▶ DATA PROVIDED

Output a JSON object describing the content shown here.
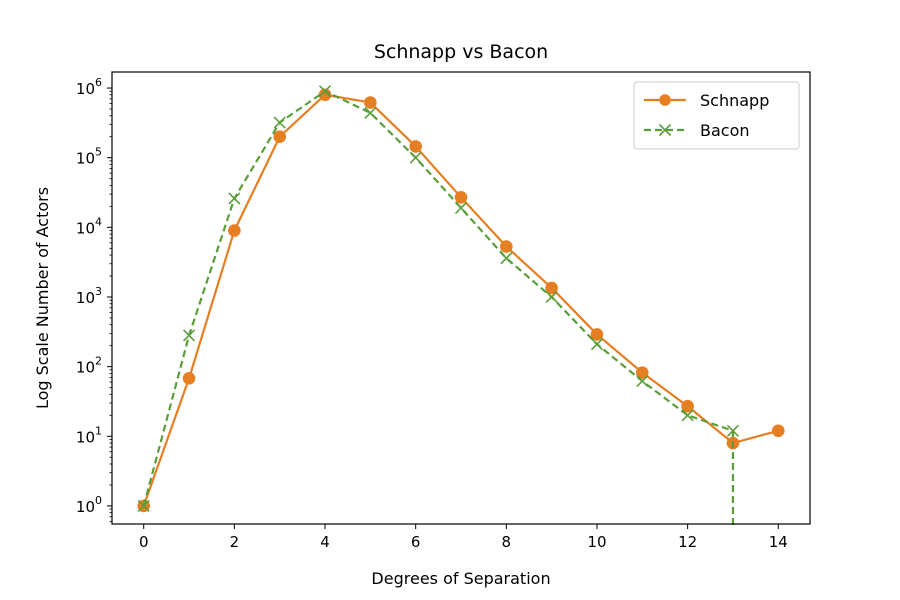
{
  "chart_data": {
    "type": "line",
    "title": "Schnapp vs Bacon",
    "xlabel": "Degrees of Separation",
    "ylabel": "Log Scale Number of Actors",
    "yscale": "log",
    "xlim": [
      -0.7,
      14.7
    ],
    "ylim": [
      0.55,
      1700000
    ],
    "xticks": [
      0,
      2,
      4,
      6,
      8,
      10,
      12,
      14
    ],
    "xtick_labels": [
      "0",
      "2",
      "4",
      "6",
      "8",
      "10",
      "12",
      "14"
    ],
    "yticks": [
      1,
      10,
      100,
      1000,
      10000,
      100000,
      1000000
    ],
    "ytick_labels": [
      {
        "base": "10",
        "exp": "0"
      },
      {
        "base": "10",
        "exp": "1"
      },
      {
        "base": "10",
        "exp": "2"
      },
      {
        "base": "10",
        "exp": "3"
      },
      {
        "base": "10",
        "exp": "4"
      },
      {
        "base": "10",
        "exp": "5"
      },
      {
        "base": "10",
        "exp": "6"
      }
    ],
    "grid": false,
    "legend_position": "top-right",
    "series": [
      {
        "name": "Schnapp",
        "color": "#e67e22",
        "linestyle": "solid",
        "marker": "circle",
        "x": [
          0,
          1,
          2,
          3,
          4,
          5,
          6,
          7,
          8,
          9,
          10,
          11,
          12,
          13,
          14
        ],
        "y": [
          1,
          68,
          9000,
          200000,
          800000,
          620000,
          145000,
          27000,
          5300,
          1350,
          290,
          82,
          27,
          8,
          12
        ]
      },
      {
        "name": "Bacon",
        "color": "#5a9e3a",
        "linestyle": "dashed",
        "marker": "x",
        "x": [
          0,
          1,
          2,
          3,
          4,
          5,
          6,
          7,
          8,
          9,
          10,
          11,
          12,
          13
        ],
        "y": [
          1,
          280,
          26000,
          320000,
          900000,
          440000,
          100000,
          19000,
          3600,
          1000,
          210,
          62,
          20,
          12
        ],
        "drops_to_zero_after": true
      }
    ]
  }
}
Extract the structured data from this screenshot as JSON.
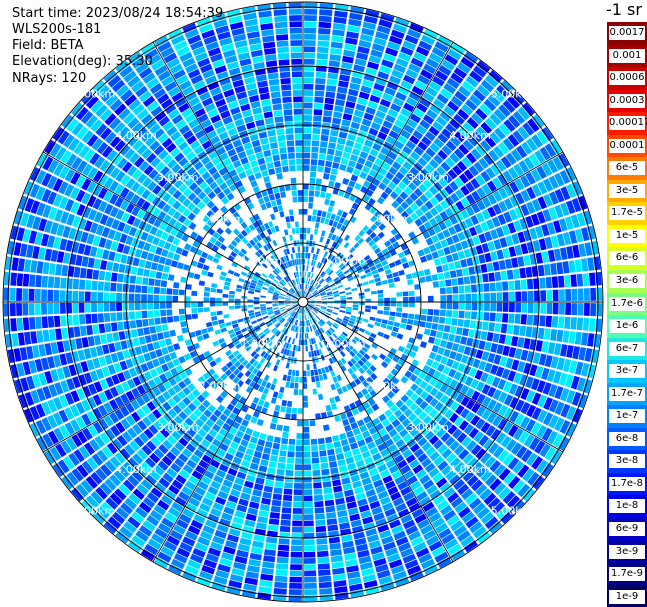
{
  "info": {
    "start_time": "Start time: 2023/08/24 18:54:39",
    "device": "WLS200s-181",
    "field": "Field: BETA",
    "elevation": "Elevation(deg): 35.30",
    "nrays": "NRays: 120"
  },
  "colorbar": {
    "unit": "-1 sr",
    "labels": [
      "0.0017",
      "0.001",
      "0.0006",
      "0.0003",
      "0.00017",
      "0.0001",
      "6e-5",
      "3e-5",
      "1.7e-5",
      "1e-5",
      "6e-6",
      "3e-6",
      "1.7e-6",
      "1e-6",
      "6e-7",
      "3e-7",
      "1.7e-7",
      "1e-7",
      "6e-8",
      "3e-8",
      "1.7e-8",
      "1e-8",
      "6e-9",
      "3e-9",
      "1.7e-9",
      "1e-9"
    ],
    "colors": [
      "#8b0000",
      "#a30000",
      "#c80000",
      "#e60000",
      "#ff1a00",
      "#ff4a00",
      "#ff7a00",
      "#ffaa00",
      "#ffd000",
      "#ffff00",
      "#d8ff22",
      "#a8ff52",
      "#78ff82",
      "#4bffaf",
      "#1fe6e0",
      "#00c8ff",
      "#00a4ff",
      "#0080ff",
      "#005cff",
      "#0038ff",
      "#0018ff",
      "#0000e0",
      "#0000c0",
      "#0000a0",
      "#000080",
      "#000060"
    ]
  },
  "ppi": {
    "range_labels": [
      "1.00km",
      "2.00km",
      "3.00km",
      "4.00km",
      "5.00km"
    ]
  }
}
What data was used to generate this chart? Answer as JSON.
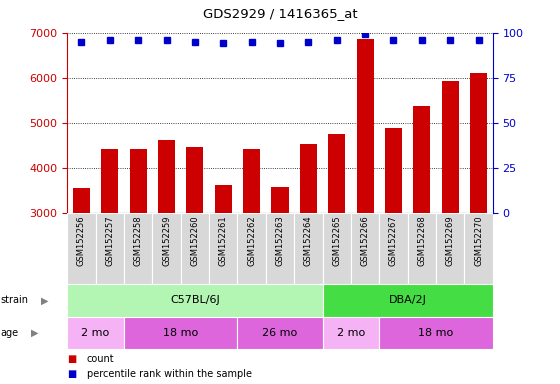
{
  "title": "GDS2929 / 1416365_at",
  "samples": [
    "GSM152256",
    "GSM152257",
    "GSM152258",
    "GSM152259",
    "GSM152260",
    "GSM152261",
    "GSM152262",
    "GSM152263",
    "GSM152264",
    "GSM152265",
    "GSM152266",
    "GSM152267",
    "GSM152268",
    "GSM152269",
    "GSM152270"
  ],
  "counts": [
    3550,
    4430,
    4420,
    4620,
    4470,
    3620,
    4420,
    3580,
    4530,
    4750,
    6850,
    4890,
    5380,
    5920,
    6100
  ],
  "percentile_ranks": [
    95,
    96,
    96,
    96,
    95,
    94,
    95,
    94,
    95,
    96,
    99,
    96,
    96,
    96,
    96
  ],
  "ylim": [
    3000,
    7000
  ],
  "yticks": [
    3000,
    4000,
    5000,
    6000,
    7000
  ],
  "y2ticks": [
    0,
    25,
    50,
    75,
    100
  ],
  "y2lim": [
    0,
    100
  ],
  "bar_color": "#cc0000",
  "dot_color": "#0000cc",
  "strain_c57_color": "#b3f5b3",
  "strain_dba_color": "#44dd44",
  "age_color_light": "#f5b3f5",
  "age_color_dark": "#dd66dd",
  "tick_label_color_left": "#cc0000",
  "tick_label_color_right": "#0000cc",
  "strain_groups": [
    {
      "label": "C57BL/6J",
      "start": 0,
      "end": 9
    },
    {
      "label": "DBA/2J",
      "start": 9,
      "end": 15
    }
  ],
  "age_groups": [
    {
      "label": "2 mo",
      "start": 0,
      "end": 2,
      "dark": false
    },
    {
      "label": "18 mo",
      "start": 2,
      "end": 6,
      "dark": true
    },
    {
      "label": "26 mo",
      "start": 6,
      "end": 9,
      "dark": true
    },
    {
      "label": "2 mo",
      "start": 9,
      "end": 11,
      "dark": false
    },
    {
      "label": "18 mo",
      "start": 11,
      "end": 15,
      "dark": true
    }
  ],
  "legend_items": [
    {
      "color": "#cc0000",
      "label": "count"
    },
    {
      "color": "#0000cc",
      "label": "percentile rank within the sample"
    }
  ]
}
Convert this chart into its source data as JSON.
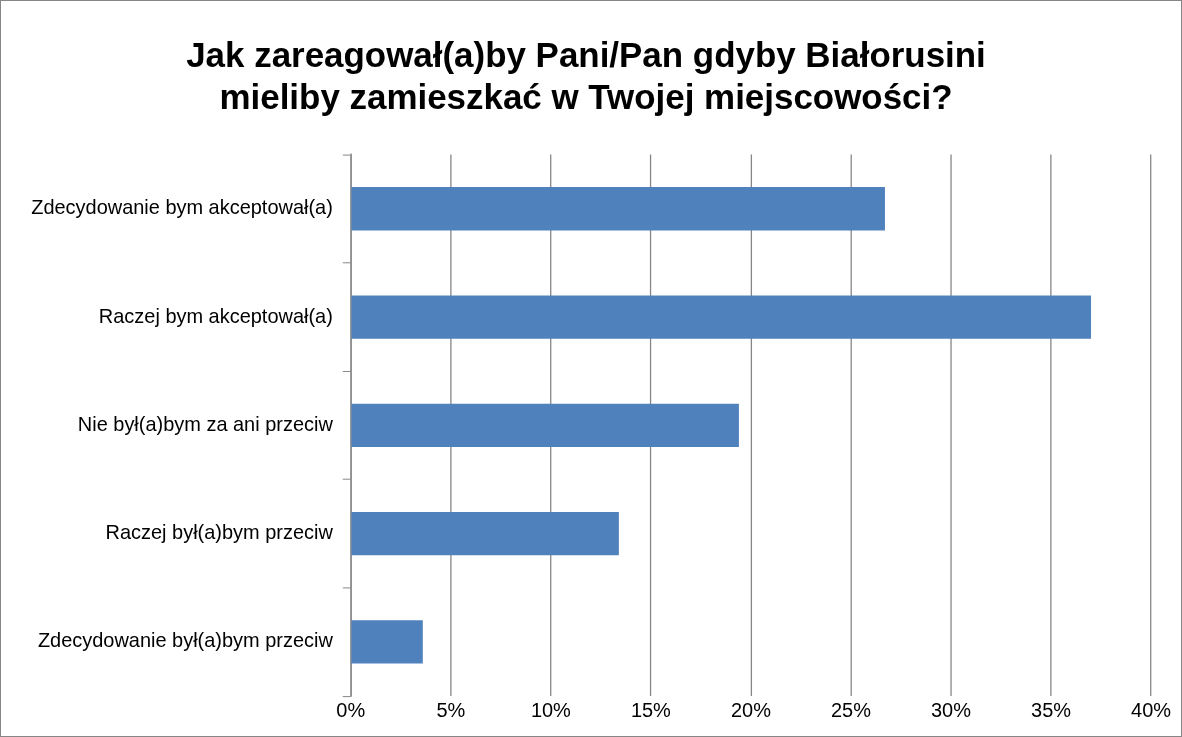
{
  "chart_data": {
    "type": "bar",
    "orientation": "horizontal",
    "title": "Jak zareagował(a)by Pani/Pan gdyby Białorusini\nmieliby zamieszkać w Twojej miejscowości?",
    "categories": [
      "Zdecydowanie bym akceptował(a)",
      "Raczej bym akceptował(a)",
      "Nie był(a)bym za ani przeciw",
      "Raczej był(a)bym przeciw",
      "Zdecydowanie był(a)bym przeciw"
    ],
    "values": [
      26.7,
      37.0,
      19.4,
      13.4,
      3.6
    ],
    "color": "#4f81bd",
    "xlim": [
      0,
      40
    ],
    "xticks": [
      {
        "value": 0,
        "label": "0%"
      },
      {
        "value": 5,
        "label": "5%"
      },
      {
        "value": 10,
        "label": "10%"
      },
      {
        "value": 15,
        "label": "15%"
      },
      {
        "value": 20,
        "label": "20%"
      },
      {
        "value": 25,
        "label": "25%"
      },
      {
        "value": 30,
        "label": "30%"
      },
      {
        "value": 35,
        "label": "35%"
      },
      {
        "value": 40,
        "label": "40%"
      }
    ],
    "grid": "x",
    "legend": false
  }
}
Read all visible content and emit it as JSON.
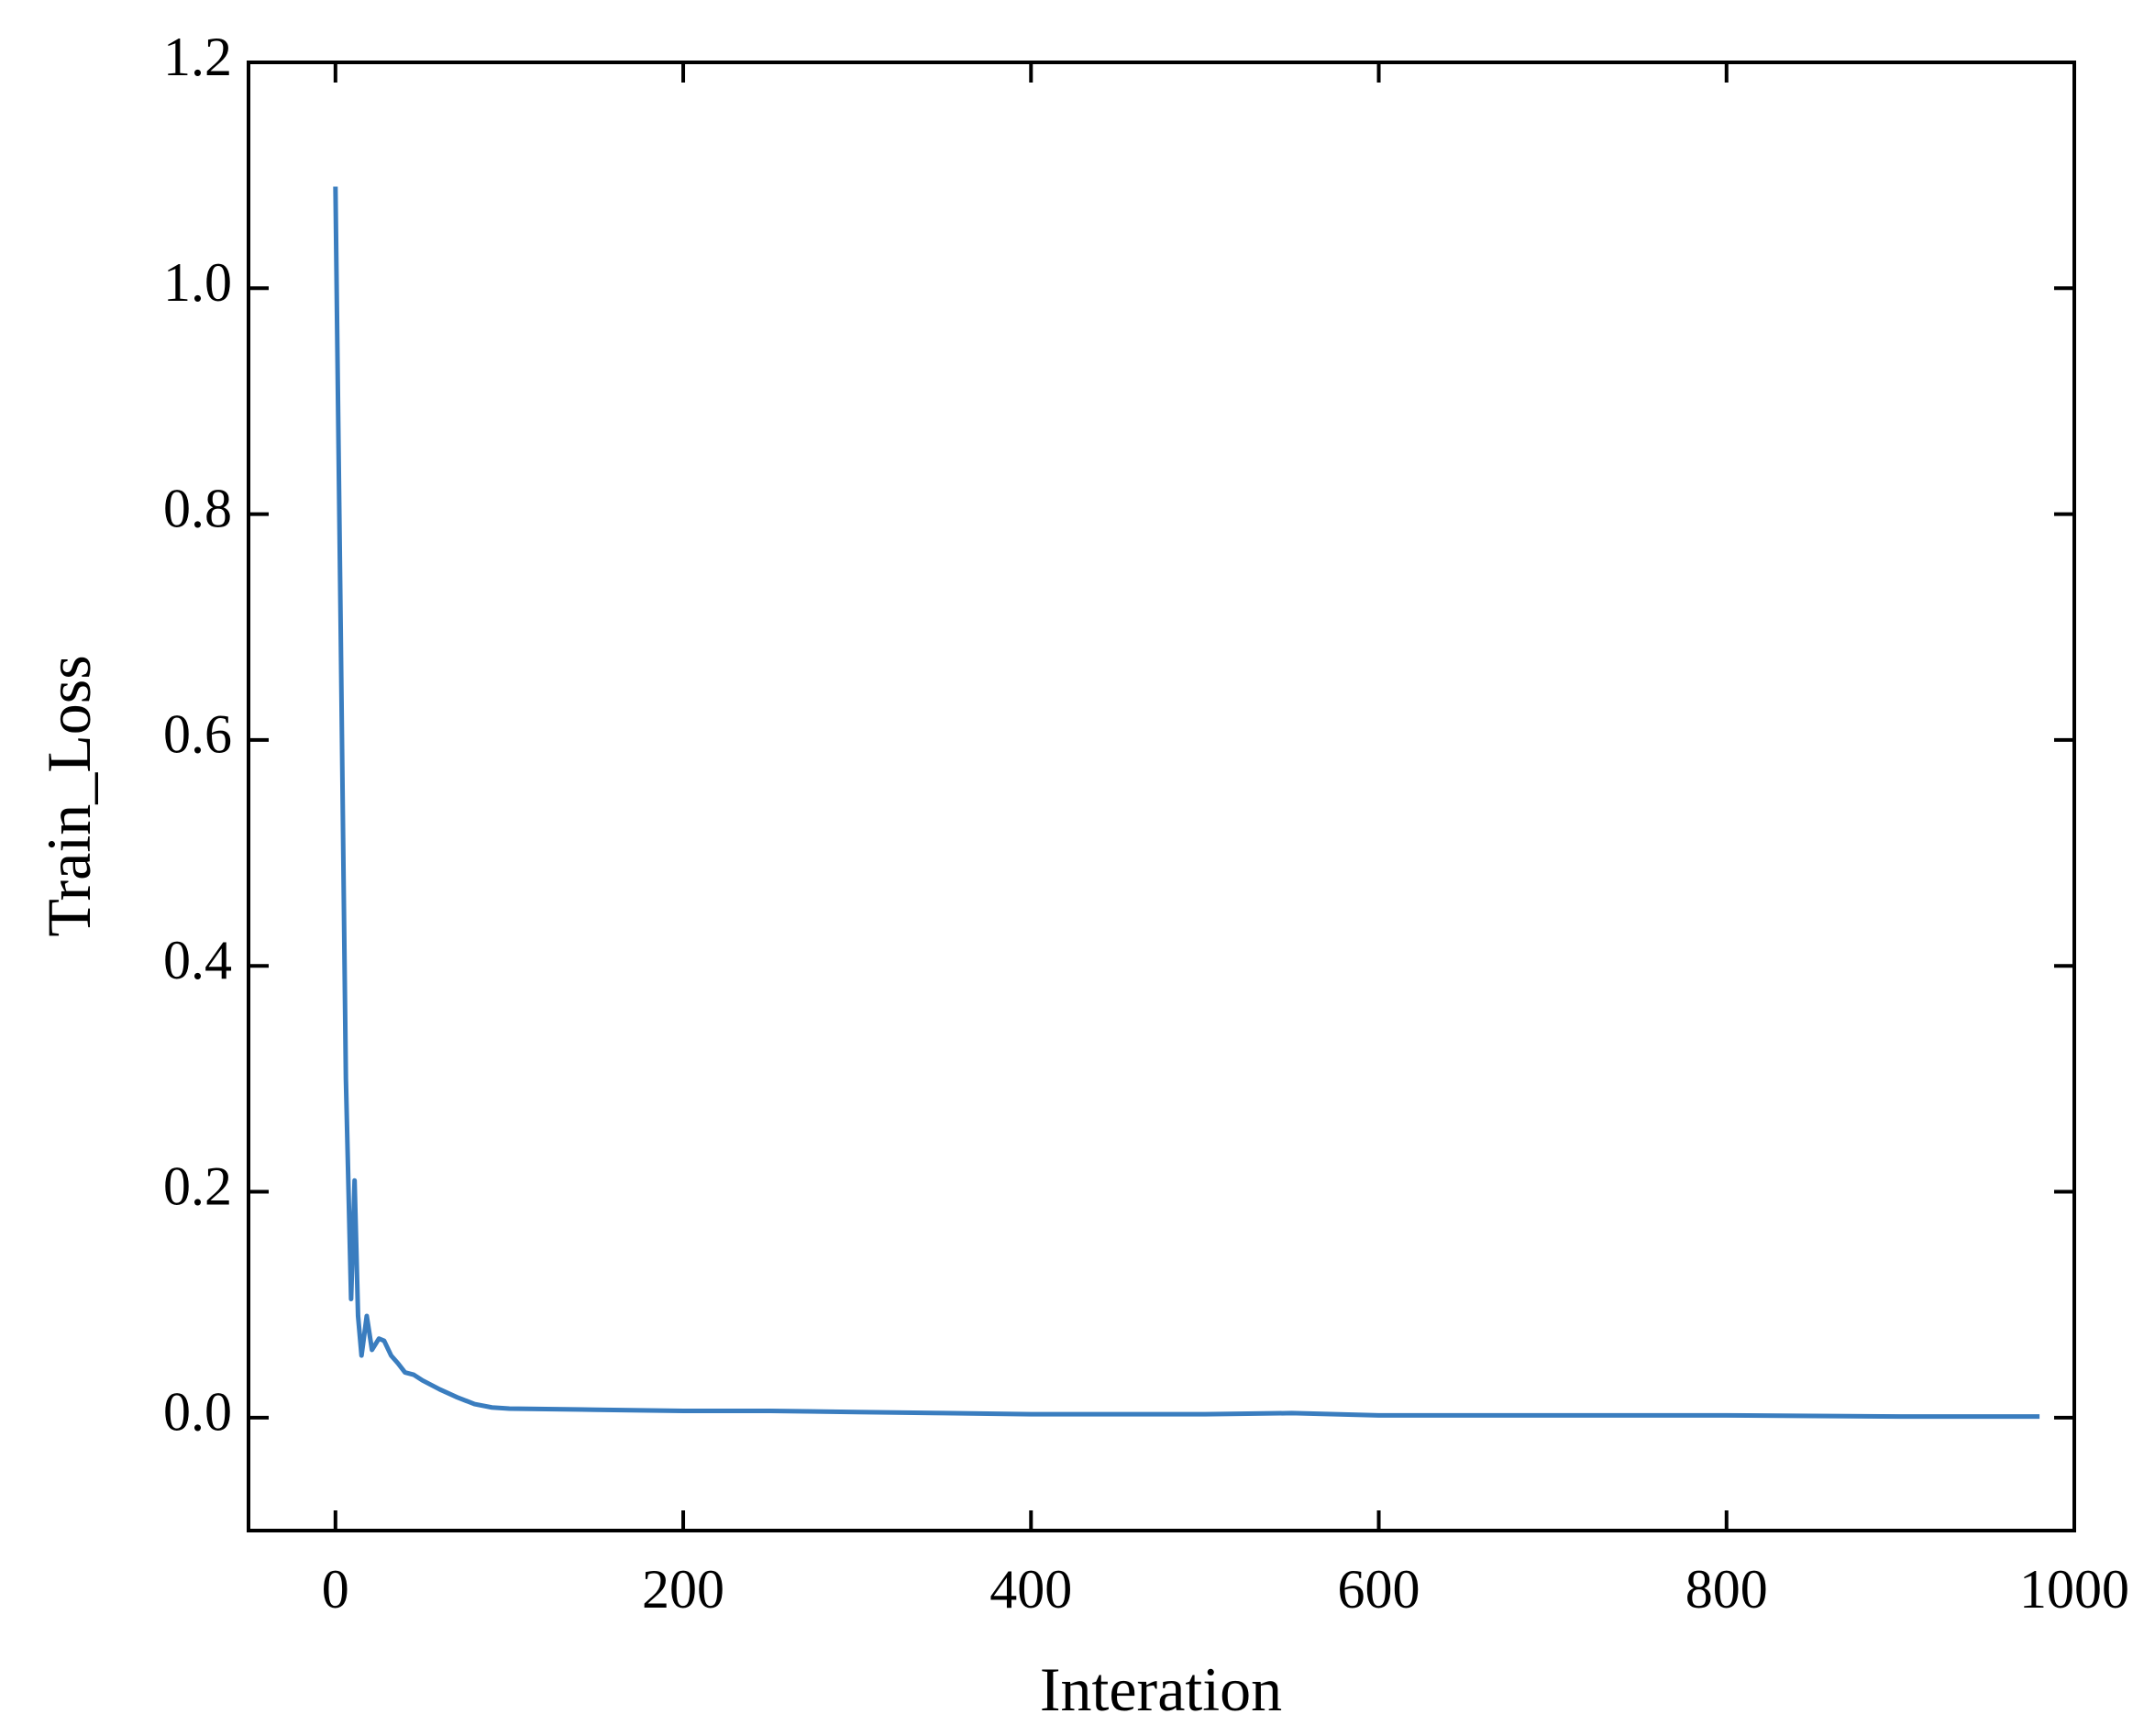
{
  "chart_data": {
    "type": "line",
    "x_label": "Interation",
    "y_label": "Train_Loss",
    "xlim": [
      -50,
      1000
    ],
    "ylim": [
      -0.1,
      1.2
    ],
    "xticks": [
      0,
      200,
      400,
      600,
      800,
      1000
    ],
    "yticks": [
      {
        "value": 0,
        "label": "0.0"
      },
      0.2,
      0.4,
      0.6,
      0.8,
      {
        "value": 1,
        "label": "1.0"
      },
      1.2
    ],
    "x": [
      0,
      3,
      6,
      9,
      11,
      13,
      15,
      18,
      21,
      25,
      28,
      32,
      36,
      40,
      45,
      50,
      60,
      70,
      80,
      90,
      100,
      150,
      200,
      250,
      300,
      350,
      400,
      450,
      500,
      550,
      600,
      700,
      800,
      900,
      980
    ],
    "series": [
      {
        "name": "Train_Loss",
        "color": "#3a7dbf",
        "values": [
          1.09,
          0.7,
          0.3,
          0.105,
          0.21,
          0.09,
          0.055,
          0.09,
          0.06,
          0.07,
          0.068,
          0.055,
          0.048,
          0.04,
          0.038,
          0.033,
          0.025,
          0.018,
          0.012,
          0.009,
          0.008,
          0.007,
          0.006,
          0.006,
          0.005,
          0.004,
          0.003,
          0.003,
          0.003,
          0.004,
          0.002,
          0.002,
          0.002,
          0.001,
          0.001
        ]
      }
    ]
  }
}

▶ SET PROBLEM
Check each line of the material above for "przeciw" and say how many lines contain it, giving the number alone.

▶ THE REPLY
3